Still, despite its flaws, the arbitration system was, for some time, considered a great success. After all, while it’s generally accepted that free agency led to rising salaries for major league players, there’s at least some evidence that salary arbitration – the process by which players who are not yet free agents, but have at least three years’ service time, have their salaries determined – has also led to improved compensation. Over the last few years, however, salary arbitration has devolved from a system teams and players can leverage to obtain a negotiated contract into a viable means for teams to contest players’ salary demands in the hopes arbitrators side with teams’ lower salary figures.

The concept of “file-and-trial” – that of a team electing not to negotiate with players after arbitration figures are submitted and exchanged – has become so commonplace that Major League Baseball has a glossary entry defining and explaining it. This method has an effect on the strategies employed by players and their representatives, who find themselves at an obvious resource deficit compared to teams. As Craig Calcaterra detailed:

There is certainly an advantage to file-and-trial for a team. It makes the player and the agent work harder and earlier in order to be prepared to negotiate with the club before the file deadline. It also makes them work a lot harder to come up with a defensible filing number given that, rather than merely being an opening salvo in an extended negotiation, it’s something that they will certainly have to defend in open court. It’s also simple hardball. Teams have greater resources than the players and the agents and it’s less painful for them to pay for lawyers and hearing prep and to conduct the actual hearing. There’s risk to the team, of course — they might lose and pay more than a settlement would’ve cost — but teams are obviously concluding that the risk is worth it.

Ken Rosenthal wrote late last year that the MLBPA feared that every team would soon adopt the “file-and-trial” approach. And while that didn’t happen this offseason, the number of arbitration hearings continue to rise, and they are increasingly acrimonious, as Michael Baumann noted for The Ringer.

For years, it was generally accepted that it was undesirable for a team to let arbitration-eligible players actually go to a hearing over salary, since a hearing would force the team to bad-mouth a player; the morale costs outweighed the potential financial gain from holding a hard line. Last year, more arbitration cases went to a hearing than in any year since 1990.

Yankees executive Randy Levine famously ripped Dellin Betances‘ arbitration request of $5 million in the media, comparing Betances’ submission analogous to Levine calling himself an astronaut. Blue Jays righty Marcus Stroman took to Twitter to remark that “[t]he negative things that were said against me [in the hearing], by my own team, will never leave my mind.” The salary arbitration system, initially designed to encourage settlements between team and player, is now driving wedges between the parties, though it is worth noting that whether those wedges persist once players make free agency decisions isn’t a settled question.

What we can say is that the salary arbitration system isn’t working optimally: it doesn’t reflect what we actually know about baseball by excluding publicly available advanced metrics, and it’s further damaging player-team relationships. With this in mind, it’s no surprise that agents are starting to take a harder line on arbitration.

In a mission statement distributed among some players, Jeff Berry, who helps run the baseball division at CAA, outlined a number of steps he believes are necessary to rectify the imbalance of power in the relationship between MLB and the union. It was no surprise that his first target was arbitration. “[A]ttacking the arb system,” Berry wrote in the memo, which was obtained by ESPN’s Buster Olney, “is an ideal battleground for MLBPA/players/agents to take a unified stand and to feel empowered and proactive rather than victimized.”

There’s no doubt that the current arbitration model suffers from some deep structural problems. Over the course of the next few days, we’re going to take a look at how to fix them.

→ GOAL OF THE EXERCISE
From the passage on baseball salary arbitration, copy word for word the part starting with "Ken Rosenthal wrote" and going on through "for The Ringer.". The rows have no connection to the passage on baseball salary arbitration.

→ RECORD EXCERPTS
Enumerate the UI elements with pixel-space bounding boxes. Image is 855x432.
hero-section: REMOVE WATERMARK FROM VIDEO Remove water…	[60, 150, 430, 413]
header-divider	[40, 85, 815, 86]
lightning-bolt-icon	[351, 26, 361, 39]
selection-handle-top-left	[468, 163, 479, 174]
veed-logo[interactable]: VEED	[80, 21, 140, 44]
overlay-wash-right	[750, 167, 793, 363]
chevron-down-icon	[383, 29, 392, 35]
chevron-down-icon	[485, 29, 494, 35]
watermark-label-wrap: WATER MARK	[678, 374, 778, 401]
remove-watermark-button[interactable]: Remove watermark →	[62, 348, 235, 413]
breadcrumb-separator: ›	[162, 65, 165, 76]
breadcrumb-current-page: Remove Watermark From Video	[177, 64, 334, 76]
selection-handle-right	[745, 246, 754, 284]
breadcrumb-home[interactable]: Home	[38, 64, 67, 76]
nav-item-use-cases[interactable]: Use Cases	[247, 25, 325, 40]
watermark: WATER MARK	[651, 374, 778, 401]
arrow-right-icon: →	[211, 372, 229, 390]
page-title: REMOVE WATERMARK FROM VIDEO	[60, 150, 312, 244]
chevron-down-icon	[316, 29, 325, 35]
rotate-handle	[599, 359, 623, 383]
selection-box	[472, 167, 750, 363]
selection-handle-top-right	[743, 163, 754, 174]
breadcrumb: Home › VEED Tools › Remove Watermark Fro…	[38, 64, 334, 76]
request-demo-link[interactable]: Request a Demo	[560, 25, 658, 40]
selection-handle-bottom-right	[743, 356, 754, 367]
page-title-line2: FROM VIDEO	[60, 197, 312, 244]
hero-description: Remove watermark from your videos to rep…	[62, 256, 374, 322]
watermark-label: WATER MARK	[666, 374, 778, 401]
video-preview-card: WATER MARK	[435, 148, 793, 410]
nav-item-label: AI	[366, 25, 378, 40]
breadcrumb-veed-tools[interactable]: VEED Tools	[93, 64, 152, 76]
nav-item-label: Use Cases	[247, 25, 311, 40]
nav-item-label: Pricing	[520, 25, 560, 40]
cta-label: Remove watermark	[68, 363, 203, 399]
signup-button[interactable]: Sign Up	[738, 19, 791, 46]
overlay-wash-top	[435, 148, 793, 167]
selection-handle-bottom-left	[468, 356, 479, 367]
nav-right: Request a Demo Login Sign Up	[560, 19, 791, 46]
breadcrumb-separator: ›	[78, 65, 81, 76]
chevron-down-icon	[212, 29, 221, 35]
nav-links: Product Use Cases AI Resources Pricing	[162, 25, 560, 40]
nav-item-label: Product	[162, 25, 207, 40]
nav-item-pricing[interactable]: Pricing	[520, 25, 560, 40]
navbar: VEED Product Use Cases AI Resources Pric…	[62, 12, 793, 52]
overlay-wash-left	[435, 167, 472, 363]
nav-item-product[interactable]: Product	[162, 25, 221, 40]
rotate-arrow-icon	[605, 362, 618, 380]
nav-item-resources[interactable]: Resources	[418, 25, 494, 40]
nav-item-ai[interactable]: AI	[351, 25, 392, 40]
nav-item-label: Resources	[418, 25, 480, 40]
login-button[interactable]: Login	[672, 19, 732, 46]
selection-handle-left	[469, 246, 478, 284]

→ EXERCISE OUTPUT
Ken Rosenthal wrote late last year that the MLBPA feared that every team would soon adopt the “file-and-trial” approach. And while that didn’t happen this offseason, the number of arbitration hearings continue to rise, and they are increasingly acrimonious, as Michael Baumann noted for The Ringer.